Material supplied:
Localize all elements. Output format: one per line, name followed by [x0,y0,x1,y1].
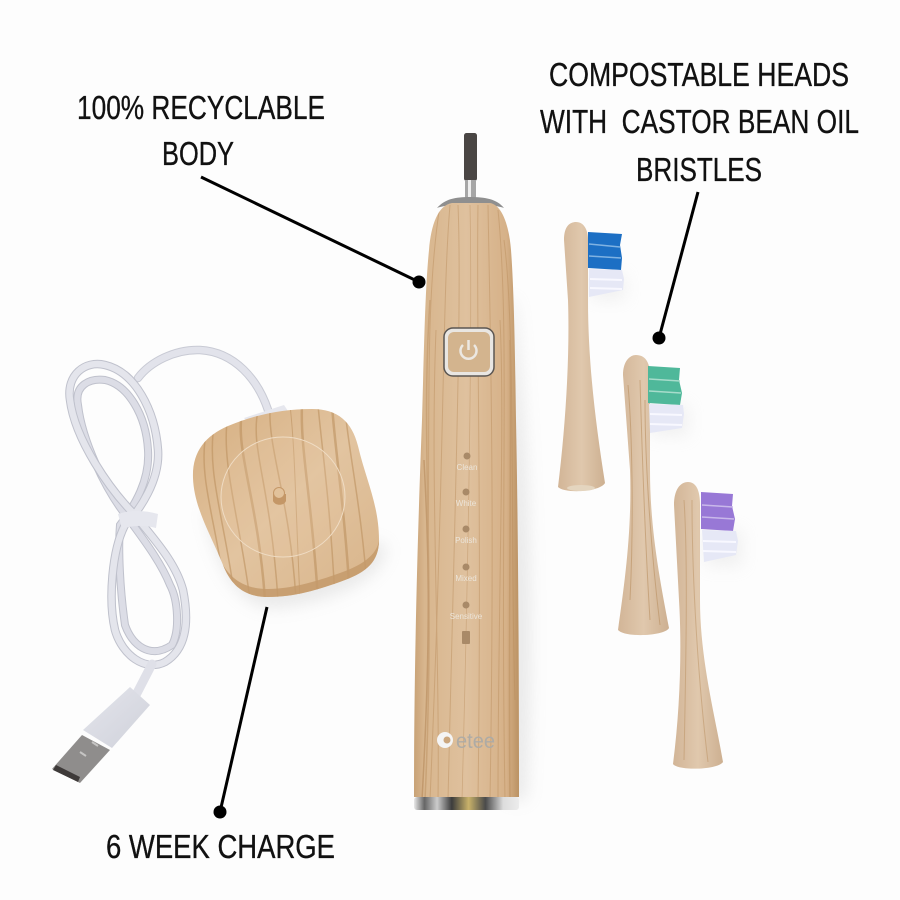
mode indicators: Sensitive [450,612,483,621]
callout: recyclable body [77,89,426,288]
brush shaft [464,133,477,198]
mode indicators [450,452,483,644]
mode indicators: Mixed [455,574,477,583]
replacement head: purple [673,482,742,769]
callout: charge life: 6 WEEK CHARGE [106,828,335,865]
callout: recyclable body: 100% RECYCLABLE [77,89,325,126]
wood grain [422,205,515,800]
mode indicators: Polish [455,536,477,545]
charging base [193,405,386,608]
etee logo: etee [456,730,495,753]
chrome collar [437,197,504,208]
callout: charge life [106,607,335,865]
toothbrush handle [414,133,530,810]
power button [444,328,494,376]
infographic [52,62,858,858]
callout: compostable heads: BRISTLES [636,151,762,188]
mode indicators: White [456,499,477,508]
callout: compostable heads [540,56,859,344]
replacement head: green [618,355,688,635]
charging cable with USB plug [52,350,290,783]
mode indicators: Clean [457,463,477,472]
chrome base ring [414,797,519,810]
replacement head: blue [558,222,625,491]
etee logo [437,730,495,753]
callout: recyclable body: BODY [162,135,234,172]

What is required: Copy every row above line for line, leaving out the pictures.

Completed task:
Localize all elements. Output format: one per line, name followed by [x0,y0,x1,y1].
mode indicators: Sensitive [450,612,483,621]
callout: recyclable body [77,89,426,288]
brush shaft [464,133,477,198]
mode indicators [450,452,483,644]
mode indicators: Mixed [455,574,477,583]
replacement head: purple [673,482,742,769]
callout: charge life: 6 WEEK CHARGE [106,828,335,865]
callout: recyclable body: 100% RECYCLABLE [77,89,325,126]
wood grain [422,205,515,800]
mode indicators: Polish [455,536,477,545]
charging base [193,405,386,608]
etee logo: etee [456,730,495,753]
chrome collar [437,197,504,208]
callout: charge life [106,607,335,865]
toothbrush handle [414,133,530,810]
power button [444,328,494,376]
infographic [52,62,858,858]
callout: compostable heads: BRISTLES [636,151,762,188]
mode indicators: White [456,499,477,508]
callout: compostable heads [540,56,859,344]
replacement head: green [618,355,688,635]
charging cable with USB plug [52,350,290,783]
mode indicators: Clean [457,463,477,472]
chrome base ring [414,797,519,810]
replacement head: blue [558,222,625,491]
etee logo [437,730,495,753]
callout: recyclable body: BODY [162,135,234,172]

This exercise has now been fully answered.